#### The problem:
Locate each line of the material that contains "JSON", then return it.

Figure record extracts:

··········

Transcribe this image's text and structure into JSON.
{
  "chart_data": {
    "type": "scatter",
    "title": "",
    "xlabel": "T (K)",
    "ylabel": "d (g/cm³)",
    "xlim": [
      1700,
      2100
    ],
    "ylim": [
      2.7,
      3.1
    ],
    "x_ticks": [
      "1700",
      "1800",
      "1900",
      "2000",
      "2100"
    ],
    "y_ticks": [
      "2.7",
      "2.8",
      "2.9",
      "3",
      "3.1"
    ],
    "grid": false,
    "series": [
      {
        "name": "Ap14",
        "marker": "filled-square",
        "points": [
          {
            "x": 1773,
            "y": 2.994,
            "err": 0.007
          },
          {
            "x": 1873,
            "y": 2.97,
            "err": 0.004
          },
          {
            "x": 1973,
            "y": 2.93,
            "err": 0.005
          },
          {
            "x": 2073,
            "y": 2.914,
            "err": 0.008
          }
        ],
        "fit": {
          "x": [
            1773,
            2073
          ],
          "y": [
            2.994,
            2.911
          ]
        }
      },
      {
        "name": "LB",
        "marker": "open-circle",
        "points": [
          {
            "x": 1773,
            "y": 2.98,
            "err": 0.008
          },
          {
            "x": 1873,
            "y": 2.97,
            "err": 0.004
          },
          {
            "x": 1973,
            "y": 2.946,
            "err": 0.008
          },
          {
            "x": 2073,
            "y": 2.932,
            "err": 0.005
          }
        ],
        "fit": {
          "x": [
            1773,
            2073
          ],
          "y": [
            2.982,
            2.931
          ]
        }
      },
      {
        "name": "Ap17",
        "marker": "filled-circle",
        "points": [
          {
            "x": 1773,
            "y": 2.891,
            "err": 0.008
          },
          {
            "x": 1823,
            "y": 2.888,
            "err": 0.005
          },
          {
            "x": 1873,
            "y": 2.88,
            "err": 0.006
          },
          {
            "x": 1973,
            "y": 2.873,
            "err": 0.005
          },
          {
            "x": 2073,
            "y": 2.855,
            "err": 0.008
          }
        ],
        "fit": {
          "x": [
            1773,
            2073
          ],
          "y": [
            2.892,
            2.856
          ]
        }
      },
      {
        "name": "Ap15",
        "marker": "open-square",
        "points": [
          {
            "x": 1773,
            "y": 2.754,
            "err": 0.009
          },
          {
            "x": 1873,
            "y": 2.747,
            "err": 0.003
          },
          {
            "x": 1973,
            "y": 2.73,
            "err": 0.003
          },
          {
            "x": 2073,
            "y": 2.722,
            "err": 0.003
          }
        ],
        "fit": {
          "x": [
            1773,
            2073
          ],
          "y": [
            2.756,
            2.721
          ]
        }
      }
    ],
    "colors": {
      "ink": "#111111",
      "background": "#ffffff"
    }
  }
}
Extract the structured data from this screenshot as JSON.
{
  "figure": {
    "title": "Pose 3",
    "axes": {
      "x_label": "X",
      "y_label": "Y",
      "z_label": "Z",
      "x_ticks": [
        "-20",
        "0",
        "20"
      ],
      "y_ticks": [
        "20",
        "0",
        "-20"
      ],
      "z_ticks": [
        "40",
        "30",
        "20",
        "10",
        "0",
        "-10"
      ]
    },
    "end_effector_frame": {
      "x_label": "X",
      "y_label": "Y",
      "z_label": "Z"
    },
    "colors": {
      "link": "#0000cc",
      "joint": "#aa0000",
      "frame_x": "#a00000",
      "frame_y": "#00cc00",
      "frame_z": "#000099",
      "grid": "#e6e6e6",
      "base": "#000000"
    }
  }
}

··········

#### Written answer:
Transcribe this image's text and structure into JSON.
Extract the structured data from this screenshot as JSON.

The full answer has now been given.